**Records from a data collection:**

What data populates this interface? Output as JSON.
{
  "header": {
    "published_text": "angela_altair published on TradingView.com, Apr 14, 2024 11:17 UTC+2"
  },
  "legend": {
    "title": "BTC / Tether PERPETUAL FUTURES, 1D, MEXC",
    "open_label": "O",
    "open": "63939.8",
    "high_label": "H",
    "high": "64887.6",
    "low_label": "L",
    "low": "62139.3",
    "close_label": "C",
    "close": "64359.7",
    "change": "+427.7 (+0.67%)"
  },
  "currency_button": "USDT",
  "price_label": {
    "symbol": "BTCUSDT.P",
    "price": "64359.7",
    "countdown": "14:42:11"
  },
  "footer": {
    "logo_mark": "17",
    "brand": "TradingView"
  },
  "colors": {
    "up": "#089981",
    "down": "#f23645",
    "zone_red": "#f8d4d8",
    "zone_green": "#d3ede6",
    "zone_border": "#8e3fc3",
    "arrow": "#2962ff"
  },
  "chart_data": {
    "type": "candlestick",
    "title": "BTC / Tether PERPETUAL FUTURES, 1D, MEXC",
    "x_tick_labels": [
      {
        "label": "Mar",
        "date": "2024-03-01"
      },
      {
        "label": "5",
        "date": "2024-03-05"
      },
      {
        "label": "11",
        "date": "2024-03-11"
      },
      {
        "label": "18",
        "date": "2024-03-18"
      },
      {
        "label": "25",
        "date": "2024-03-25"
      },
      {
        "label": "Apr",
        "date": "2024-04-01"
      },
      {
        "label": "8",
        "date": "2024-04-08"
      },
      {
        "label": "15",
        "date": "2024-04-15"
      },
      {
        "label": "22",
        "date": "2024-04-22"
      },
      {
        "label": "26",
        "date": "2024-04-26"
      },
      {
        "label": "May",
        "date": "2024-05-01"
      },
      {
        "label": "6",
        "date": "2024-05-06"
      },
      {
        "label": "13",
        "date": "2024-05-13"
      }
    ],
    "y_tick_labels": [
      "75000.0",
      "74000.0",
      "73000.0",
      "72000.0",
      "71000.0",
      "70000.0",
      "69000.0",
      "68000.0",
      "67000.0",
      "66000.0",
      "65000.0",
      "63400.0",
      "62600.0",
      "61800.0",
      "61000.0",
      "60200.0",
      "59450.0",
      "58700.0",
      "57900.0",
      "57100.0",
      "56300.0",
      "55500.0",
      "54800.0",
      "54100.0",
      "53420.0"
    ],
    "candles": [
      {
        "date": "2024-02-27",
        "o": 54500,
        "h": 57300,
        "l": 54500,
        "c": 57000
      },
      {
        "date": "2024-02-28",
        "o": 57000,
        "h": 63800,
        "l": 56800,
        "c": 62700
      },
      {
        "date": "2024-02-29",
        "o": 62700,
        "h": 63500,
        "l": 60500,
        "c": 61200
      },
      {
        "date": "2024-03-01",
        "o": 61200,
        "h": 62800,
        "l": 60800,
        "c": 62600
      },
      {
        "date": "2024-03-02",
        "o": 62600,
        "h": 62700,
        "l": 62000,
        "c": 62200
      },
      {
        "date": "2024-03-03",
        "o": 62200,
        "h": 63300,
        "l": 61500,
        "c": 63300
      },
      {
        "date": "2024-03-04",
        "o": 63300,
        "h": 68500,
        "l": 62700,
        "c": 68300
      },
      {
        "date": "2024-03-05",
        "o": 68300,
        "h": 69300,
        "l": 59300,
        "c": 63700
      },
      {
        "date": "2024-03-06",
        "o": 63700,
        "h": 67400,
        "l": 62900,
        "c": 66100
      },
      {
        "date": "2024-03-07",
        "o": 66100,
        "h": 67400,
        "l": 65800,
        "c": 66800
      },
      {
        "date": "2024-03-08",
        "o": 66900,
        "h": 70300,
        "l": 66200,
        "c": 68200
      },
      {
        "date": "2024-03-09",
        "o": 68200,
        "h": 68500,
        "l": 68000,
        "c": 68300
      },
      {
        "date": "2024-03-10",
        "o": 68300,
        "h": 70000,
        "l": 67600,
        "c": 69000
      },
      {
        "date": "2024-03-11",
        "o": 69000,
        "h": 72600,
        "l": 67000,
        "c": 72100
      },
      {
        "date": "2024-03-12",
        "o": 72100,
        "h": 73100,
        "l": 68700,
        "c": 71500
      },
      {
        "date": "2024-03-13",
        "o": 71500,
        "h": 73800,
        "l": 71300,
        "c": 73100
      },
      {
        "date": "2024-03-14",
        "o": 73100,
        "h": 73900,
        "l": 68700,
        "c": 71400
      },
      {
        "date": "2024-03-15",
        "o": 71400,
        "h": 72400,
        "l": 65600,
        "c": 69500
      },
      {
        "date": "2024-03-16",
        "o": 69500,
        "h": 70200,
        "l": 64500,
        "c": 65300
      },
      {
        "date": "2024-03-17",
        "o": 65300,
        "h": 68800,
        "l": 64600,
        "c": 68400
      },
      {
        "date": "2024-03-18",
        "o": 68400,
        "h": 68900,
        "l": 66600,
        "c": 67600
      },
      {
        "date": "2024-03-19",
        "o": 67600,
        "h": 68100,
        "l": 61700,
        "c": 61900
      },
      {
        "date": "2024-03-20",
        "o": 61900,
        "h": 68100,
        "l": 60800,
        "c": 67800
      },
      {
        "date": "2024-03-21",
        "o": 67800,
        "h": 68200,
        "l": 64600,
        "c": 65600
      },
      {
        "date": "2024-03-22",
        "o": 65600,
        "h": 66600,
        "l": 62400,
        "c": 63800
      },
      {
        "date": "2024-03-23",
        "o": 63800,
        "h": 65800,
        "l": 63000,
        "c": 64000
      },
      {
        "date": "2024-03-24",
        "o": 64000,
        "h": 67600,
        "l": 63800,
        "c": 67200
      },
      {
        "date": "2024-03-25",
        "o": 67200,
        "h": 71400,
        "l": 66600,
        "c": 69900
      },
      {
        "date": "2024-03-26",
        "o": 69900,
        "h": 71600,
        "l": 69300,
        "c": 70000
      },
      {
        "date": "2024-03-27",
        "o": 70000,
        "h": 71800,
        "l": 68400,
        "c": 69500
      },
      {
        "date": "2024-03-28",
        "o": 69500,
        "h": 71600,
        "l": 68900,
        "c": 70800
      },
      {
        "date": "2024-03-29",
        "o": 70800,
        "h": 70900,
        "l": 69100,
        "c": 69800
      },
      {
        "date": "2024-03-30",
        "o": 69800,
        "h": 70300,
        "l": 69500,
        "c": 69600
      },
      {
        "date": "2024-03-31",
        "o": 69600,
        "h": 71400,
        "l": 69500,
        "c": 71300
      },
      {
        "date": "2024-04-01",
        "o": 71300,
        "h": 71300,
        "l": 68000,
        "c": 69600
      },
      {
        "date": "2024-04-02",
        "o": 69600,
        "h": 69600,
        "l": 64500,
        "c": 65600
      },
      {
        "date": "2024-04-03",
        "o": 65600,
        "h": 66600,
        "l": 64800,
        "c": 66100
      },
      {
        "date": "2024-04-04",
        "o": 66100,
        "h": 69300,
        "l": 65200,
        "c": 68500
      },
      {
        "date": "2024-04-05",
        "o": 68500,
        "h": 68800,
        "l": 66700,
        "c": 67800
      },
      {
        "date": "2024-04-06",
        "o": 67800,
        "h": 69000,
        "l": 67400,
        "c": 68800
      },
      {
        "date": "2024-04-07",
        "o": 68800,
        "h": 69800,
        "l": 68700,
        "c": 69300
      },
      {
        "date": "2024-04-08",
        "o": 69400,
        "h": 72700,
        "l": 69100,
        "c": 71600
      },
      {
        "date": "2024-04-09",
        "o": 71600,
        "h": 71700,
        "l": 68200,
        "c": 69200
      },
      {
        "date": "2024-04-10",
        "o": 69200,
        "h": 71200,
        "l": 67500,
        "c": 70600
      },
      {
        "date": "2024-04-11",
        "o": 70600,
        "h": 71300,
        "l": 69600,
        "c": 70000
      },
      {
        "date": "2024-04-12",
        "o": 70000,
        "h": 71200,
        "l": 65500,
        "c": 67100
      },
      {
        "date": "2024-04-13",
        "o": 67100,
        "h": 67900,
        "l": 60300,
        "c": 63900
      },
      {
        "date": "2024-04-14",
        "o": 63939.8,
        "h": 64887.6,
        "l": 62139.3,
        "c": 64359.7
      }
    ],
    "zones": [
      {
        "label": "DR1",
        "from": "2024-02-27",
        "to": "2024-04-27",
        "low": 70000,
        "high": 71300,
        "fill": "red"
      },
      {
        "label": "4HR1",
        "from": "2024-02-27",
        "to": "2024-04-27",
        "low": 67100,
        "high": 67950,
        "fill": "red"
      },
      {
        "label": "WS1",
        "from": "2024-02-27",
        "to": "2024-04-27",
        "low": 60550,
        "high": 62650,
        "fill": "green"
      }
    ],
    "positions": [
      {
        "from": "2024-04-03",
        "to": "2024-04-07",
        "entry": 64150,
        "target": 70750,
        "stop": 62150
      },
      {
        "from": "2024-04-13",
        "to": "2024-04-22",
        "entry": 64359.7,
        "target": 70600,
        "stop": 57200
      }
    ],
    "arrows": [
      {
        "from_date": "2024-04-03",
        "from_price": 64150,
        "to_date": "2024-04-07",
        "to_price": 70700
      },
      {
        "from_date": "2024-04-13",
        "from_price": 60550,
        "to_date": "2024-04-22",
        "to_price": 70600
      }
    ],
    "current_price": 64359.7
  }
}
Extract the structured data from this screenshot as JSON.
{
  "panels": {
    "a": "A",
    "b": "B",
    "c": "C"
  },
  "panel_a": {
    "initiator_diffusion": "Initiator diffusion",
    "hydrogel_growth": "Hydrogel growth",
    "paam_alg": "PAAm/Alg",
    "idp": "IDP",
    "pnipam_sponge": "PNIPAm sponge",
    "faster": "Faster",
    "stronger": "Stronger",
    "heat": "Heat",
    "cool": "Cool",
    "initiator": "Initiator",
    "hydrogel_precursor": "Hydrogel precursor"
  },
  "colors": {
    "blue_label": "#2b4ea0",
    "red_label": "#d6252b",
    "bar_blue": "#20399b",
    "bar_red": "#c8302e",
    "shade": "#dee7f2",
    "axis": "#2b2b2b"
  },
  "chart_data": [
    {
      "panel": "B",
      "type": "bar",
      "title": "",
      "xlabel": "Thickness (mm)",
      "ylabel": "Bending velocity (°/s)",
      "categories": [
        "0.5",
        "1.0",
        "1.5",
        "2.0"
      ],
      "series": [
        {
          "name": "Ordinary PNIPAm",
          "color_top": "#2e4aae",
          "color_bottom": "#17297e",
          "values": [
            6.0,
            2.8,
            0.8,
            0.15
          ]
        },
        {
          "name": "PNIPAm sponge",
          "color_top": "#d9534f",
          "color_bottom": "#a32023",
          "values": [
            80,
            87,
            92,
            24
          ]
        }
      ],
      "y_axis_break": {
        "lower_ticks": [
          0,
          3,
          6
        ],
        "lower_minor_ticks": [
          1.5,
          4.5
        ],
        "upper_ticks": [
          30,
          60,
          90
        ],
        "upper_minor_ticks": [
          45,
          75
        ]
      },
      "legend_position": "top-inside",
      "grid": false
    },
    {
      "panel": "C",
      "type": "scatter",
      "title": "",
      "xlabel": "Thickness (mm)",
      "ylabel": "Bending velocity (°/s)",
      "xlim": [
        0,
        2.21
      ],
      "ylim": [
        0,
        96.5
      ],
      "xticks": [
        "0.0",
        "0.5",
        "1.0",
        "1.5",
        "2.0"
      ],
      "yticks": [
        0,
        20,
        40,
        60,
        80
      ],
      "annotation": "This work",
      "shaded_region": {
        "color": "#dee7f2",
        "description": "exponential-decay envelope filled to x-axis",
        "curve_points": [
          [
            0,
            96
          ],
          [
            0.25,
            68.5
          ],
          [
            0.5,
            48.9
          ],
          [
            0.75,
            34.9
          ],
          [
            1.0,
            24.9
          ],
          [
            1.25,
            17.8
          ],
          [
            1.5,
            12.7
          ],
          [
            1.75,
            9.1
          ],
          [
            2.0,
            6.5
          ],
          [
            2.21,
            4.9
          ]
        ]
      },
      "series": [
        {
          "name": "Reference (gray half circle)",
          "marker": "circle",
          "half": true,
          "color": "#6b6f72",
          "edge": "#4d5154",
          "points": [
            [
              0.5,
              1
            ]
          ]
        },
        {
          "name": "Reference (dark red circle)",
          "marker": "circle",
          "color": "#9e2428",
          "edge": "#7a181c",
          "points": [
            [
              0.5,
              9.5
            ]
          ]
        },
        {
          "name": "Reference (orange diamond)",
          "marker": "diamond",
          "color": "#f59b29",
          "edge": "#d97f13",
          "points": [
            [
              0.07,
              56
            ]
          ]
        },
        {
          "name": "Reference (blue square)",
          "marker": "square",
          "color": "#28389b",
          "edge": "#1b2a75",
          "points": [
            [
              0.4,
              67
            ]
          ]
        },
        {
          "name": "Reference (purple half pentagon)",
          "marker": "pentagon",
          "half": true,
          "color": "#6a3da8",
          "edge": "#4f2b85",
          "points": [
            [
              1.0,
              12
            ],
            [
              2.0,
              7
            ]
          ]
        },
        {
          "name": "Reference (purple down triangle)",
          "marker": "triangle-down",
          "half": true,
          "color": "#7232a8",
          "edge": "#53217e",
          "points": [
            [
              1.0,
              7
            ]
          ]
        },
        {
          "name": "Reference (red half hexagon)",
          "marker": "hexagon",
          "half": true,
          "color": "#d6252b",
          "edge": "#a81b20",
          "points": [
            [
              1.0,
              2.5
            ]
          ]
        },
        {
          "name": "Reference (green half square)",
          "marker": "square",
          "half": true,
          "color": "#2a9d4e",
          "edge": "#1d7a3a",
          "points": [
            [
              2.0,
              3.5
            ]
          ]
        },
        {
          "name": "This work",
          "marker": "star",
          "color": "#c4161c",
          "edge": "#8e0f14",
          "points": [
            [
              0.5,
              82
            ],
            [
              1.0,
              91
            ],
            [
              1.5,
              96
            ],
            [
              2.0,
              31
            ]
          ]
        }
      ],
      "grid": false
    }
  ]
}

**Problem details:** Copy out each line of the records that holds the string "Initiator".

**Final result:**
    "initiator_diffusion": "Initiator diffusion",
    "initiator": "Initiator",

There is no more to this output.